### Task objective
Quote every line as written. Omit pictures.

━━━━━━━━━━━━━━━━━━━━━━━━━━━━━━

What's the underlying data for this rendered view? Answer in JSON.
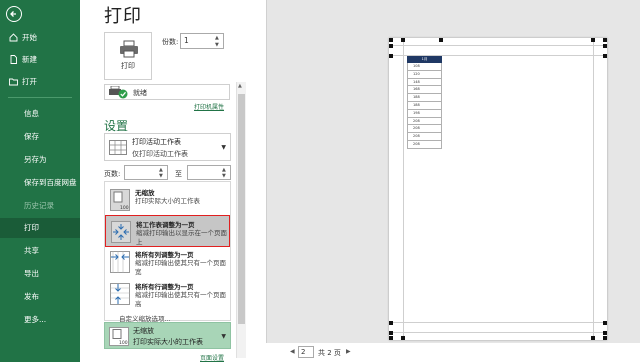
{
  "sidebar": {
    "items": [
      {
        "label": "开始",
        "icon": "home-icon"
      },
      {
        "label": "新建",
        "icon": "new-file-icon"
      },
      {
        "label": "打开",
        "icon": "folder-open-icon"
      },
      {
        "label": "信息"
      },
      {
        "label": "保存"
      },
      {
        "label": "另存为"
      },
      {
        "label": "保存到百度网盘"
      },
      {
        "label": "历史记录"
      },
      {
        "label": "打印"
      },
      {
        "label": "共享"
      },
      {
        "label": "导出"
      },
      {
        "label": "发布"
      },
      {
        "label": "更多..."
      }
    ]
  },
  "main": {
    "title": "打印",
    "print_button": "打印",
    "copies_label": "份数:",
    "copies_value": "1",
    "printer_status": "就绪",
    "printer_properties": "打印机属性",
    "settings_title": "设置",
    "print_what": {
      "line1": "打印活动工作表",
      "line2": "仅打印活动工作表"
    },
    "pages_label": "页数:",
    "pages_to_label": "至",
    "scale_options": [
      {
        "title": "无缩放",
        "desc": "打印实际大小的工作表"
      },
      {
        "title": "将工作表调整为一页",
        "desc": "缩减打印输出以显示在一个页面上"
      },
      {
        "title": "将所有列调整为一页",
        "desc": "缩减打印输出使其只有一个页面宽"
      },
      {
        "title": "将所有行调整为一页",
        "desc": "缩减打印输出使其只有一个页面高"
      }
    ],
    "custom_scale": "自定义缩放选项...",
    "scale_selected": {
      "line1": "无缩放",
      "line2": "打印实际大小的工作表"
    },
    "page_setup": "页面设置"
  },
  "preview": {
    "table_header": "1月",
    "table_values": [
      "108",
      "120",
      "148",
      "168",
      "188",
      "188",
      "198",
      "208",
      "208",
      "208",
      "208"
    ],
    "current_page": "2",
    "total_pages": "共 2 页"
  },
  "colors": {
    "accent": "#217346",
    "highlight_border": "#e02020"
  }
}
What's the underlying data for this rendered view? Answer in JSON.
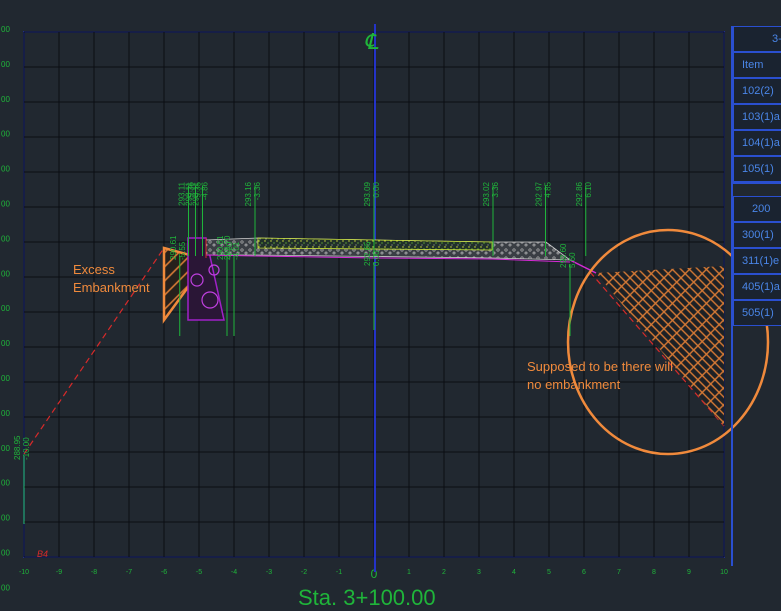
{
  "centerline_mark": "℄",
  "station_label": "Sta. 3+100.00",
  "x_axis_ticks": [
    "-10",
    "-9",
    "-8",
    "-7",
    "-6",
    "-5",
    "-4",
    "-3",
    "-2",
    "-1",
    "0",
    "1",
    "2",
    "3",
    "4",
    "5",
    "6",
    "7",
    "8",
    "9",
    "10"
  ],
  "y_axis_ticks": [
    "00",
    "00",
    "00",
    "00",
    "00",
    "00",
    "00",
    "00",
    "00",
    "00",
    "00",
    "00",
    "00",
    "00",
    "00",
    "00",
    "00"
  ],
  "annotations": {
    "excess": "Excess\nEmbankment",
    "supposed": "Supposed to be there will\nno embankment"
  },
  "elevation_labels": [
    {
      "offset": -5.3,
      "elev": "293.11",
      "off": "-5.36"
    },
    {
      "offset": -5.1,
      "elev": "293.11",
      "off": "-5.35"
    },
    {
      "offset": -4.9,
      "elev": "293.11",
      "off": "-4.86"
    },
    {
      "offset": -3.4,
      "elev": "293.16",
      "off": "-3.36"
    },
    {
      "offset": 0,
      "elev": "293.09",
      "off": "0.00"
    },
    {
      "offset": 3.4,
      "elev": "293.02",
      "off": "3.36"
    },
    {
      "offset": 4.9,
      "elev": "292.97",
      "off": "4.85"
    },
    {
      "offset": 6.05,
      "elev": "292.86",
      "off": "6.10"
    }
  ],
  "lower_labels": [
    {
      "offset": -5.55,
      "elev": "290.61",
      "off": "-5.55"
    },
    {
      "offset": -4.2,
      "elev": "290.61",
      "off": "-4.20"
    },
    {
      "offset": -4.0,
      "elev": "292.70",
      "off": "-4.01"
    },
    {
      "offset": 0,
      "elev": "292.65",
      "off": "0.00"
    },
    {
      "offset": 5.6,
      "elev": "292.60",
      "off": "5.60"
    },
    {
      "offset": -10,
      "elev": "288.95",
      "off": "-10.00"
    }
  ],
  "corner_mark": "B4",
  "table": {
    "header": "3-",
    "rows1": [
      "Item",
      "102(2)",
      "103(1)a",
      "104(1)a",
      "105(1)"
    ],
    "rows2": [
      "200",
      "300(1)",
      "311(1)e",
      "405(1)a",
      "505(1)"
    ]
  },
  "colors": {
    "background": "#212830",
    "grid": "#0b0e12",
    "centerline": "#2433c8",
    "text_green": "#1fb53a",
    "annotation": "#f08a3c",
    "daylight": "#d62a2a",
    "pavement": "#e6e6e6",
    "structure": "#a020c8"
  }
}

━━━━━━━━━━━━━━━━━━━━━━━━━━━━━━

### Worked solution
What's the underlying data for this rendered view? Answer in JSON.
{
  "sidebar": {
    "items": [
      {
        "label": "开始",
        "icon": "home-icon"
      },
      {
        "label": "新建",
        "icon": "new-file-icon"
      },
      {
        "label": "打开",
        "icon": "folder-open-icon"
      },
      {
        "label": "信息"
      },
      {
        "label": "保存"
      },
      {
        "label": "另存为"
      },
      {
        "label": "保存到百度网盘"
      },
      {
        "label": "历史记录"
      },
      {
        "label": "打印"
      },
      {
        "label": "共享"
      },
      {
        "label": "导出"
      },
      {
        "label": "发布"
      },
      {
        "label": "更多..."
      }
    ]
  },
  "main": {
    "title": "打印",
    "print_button": "打印",
    "copies_label": "份数:",
    "copies_value": "1",
    "printer_status": "就绪",
    "printer_properties": "打印机属性",
    "settings_title": "设置",
    "print_what": {
      "line1": "打印活动工作表",
      "line2": "仅打印活动工作表"
    },
    "pages_label": "页数:",
    "pages_to_label": "至",
    "scale_options": [
      {
        "title": "无缩放",
        "desc": "打印实际大小的工作表"
      },
      {
        "title": "将工作表调整为一页",
        "desc": "缩减打印输出以显示在一个页面上"
      },
      {
        "title": "将所有列调整为一页",
        "desc": "缩减打印输出使其只有一个页面宽"
      },
      {
        "title": "将所有行调整为一页",
        "desc": "缩减打印输出使其只有一个页面高"
      }
    ],
    "custom_scale": "自定义缩放选项...",
    "scale_selected": {
      "line1": "无缩放",
      "line2": "打印实际大小的工作表"
    },
    "page_setup": "页面设置"
  },
  "preview": {
    "table_header": "1月",
    "table_values": [
      "108",
      "120",
      "148",
      "168",
      "188",
      "188",
      "198",
      "208",
      "208",
      "208",
      "208"
    ],
    "current_page": "2",
    "total_pages": "共 2 页"
  },
  "colors": {
    "accent": "#217346",
    "highlight_border": "#e02020"
  }
}
What's the underlying data for this rendered view? Answer in JSON.
{
  "centerline_mark": "℄",
  "station_label": "Sta. 3+100.00",
  "x_axis_ticks": [
    "-10",
    "-9",
    "-8",
    "-7",
    "-6",
    "-5",
    "-4",
    "-3",
    "-2",
    "-1",
    "0",
    "1",
    "2",
    "3",
    "4",
    "5",
    "6",
    "7",
    "8",
    "9",
    "10"
  ],
  "y_axis_ticks": [
    "00",
    "00",
    "00",
    "00",
    "00",
    "00",
    "00",
    "00",
    "00",
    "00",
    "00",
    "00",
    "00",
    "00",
    "00",
    "00",
    "00"
  ],
  "annotations": {
    "excess": "Excess\nEmbankment",
    "supposed": "Supposed to be there will\nno embankment"
  },
  "elevation_labels": [
    {
      "offset": -5.3,
      "elev": "293.11",
      "off": "-5.36"
    },
    {
      "offset": -5.1,
      "elev": "293.11",
      "off": "-5.35"
    },
    {
      "offset": -4.9,
      "elev": "293.11",
      "off": "-4.86"
    },
    {
      "offset": -3.4,
      "elev": "293.16",
      "off": "-3.36"
    },
    {
      "offset": 0,
      "elev": "293.09",
      "off": "0.00"
    },
    {
      "offset": 3.4,
      "elev": "293.02",
      "off": "3.36"
    },
    {
      "offset": 4.9,
      "elev": "292.97",
      "off": "4.85"
    },
    {
      "offset": 6.05,
      "elev": "292.86",
      "off": "6.10"
    }
  ],
  "lower_labels": [
    {
      "offset": -5.55,
      "elev": "290.61",
      "off": "-5.55"
    },
    {
      "offset": -4.2,
      "elev": "290.61",
      "off": "-4.20"
    },
    {
      "offset": -4.0,
      "elev": "292.70",
      "off": "-4.01"
    },
    {
      "offset": 0,
      "elev": "292.65",
      "off": "0.00"
    },
    {
      "offset": 5.6,
      "elev": "292.60",
      "off": "5.60"
    },
    {
      "offset": -10,
      "elev": "288.95",
      "off": "-10.00"
    }
  ],
  "corner_mark": "B4",
  "table": {
    "header": "3-",
    "rows1": [
      "Item",
      "102(2)",
      "103(1)a",
      "104(1)a",
      "105(1)"
    ],
    "rows2": [
      "200",
      "300(1)",
      "311(1)e",
      "405(1)a",
      "505(1)"
    ]
  },
  "colors": {
    "background": "#212830",
    "grid": "#0b0e12",
    "centerline": "#2433c8",
    "text_green": "#1fb53a",
    "annotation": "#f08a3c",
    "daylight": "#d62a2a",
    "pavement": "#e6e6e6",
    "structure": "#a020c8"
  }
}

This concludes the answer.